Records
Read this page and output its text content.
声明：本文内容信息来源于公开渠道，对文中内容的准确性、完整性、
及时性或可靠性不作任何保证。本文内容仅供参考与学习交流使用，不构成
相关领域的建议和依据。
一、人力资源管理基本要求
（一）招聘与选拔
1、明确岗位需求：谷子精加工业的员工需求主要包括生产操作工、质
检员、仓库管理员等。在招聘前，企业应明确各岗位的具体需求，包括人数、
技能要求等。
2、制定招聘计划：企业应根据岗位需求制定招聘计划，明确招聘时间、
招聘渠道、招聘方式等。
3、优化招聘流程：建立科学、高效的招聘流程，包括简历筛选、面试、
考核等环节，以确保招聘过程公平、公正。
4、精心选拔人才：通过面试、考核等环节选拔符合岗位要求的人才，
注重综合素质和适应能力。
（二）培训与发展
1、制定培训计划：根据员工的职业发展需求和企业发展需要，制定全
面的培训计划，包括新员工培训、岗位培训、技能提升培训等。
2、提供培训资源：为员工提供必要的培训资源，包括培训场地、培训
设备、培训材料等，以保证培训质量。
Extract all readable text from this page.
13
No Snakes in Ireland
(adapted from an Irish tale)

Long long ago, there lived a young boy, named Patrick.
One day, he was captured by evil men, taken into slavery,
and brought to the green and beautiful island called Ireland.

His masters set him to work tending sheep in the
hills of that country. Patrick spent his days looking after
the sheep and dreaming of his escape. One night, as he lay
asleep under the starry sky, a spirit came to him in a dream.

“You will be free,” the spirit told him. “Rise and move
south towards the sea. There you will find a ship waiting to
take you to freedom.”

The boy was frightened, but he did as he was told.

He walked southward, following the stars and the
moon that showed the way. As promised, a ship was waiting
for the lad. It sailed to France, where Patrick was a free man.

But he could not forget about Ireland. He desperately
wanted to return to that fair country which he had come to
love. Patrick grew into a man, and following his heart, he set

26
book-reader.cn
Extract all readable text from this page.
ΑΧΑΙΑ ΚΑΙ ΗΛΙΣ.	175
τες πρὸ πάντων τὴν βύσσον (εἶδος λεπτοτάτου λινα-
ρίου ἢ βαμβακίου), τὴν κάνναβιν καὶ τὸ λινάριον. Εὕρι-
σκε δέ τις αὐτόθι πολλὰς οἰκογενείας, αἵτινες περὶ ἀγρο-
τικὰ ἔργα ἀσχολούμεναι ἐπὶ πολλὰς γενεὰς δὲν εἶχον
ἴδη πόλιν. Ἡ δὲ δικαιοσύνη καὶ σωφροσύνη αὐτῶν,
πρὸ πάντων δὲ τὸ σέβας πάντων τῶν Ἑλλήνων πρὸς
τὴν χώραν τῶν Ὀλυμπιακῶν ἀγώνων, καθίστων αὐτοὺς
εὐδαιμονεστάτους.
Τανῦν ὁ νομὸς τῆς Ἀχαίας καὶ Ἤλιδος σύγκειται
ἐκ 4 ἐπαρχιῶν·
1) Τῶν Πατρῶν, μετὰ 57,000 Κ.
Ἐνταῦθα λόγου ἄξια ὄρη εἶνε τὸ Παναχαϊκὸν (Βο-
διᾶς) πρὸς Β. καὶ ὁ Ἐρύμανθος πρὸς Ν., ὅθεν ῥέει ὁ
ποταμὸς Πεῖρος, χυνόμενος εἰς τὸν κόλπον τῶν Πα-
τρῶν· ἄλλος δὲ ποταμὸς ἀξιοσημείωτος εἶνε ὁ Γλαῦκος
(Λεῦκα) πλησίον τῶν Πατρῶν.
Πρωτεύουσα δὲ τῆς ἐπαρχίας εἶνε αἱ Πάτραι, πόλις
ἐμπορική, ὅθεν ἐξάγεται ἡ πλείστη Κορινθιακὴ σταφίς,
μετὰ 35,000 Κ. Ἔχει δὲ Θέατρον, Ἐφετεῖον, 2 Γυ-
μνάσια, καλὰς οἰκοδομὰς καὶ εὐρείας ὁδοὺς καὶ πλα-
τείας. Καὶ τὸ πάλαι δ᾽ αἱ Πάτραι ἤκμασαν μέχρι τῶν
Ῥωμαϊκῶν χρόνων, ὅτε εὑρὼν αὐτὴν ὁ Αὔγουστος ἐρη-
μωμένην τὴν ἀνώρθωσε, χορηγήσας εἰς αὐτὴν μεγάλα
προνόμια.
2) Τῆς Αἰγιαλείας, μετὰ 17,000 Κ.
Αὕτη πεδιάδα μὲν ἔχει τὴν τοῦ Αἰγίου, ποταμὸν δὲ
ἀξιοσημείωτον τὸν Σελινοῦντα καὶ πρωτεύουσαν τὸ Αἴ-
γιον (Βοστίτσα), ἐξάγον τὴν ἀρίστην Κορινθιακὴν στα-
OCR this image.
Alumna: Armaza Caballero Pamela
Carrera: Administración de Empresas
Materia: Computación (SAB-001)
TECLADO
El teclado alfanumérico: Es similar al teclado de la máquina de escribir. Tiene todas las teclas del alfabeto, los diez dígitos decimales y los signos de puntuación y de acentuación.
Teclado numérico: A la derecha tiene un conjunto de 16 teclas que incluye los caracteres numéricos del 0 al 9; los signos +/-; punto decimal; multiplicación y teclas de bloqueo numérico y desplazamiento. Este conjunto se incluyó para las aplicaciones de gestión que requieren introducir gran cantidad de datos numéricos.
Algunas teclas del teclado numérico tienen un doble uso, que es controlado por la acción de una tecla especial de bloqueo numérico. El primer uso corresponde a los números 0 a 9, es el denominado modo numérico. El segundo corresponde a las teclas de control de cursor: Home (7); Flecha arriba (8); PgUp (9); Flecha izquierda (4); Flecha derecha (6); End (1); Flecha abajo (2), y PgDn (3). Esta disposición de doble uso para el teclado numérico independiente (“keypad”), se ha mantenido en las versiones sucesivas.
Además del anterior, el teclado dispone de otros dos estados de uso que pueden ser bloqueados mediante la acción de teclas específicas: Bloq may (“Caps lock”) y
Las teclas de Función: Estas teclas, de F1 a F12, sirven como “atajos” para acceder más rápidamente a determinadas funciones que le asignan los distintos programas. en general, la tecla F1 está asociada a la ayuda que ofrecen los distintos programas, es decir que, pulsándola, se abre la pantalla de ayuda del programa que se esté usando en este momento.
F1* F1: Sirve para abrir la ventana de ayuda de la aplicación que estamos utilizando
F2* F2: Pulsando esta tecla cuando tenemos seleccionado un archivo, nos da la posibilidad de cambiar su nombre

Your goal
For each line above that contains the word "signos", copy that line.

Output of the task
El teclado alfanumérico: Es similar al teclado de la máquina de escribir. Tiene todas las teclas del alfabeto, los diez dígitos decimales y los signos de puntuación y de acentuación.
Teclado numérico: A la derecha tiene un conjunto de 16 teclas que incluye los caracteres numéricos del 0 al 9; los signos +/-; punto decimal; multiplicación y teclas de bloqueo numérico y desplazamiento. Este conjunto se incluyó para las aplicaciones de gestión que requieren introducir gran cantidad de datos numéricos.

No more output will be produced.